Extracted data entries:

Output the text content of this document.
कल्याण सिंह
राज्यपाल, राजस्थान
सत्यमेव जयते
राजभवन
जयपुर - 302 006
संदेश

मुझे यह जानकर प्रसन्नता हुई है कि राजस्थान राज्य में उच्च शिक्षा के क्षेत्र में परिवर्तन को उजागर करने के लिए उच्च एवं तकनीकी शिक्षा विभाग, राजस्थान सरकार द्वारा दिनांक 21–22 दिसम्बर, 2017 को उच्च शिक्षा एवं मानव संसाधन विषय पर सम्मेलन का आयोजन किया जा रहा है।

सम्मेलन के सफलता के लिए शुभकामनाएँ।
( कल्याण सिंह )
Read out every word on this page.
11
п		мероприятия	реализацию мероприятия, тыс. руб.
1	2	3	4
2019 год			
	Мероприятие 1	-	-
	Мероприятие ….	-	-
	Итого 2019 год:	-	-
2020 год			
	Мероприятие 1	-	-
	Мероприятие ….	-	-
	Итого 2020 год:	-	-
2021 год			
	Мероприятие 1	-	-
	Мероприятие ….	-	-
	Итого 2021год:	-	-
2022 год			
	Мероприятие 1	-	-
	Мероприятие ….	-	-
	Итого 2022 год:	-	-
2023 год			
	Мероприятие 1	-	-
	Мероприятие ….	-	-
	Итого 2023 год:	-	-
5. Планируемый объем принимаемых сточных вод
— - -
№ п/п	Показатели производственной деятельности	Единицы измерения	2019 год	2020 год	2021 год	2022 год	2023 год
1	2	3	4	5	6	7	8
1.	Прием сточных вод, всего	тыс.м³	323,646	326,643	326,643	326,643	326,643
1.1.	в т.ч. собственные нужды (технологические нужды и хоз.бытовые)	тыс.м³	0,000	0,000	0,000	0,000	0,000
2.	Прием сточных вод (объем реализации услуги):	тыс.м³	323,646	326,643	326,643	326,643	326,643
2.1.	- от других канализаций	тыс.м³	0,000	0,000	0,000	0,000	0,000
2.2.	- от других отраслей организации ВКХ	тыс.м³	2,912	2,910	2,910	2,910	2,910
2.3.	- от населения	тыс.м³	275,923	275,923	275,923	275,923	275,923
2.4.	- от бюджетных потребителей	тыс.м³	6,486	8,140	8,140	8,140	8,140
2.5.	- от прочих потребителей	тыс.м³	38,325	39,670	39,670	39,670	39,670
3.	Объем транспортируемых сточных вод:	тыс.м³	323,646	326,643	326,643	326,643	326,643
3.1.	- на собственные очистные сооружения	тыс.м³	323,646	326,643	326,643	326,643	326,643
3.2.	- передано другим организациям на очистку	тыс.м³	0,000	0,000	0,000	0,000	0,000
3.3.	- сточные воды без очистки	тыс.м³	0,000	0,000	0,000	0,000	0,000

• **Work to complete**
Take every line from the records above that has the word "других" and copy it.

• **Solution for this problem**
2.1.	- от других канализаций	тыс.м³	0,000	0,000	0,000	0,000	0,000
2.2.	- от других отраслей организации ВКХ	тыс.м³	2,912	2,910	2,910	2,910	2,910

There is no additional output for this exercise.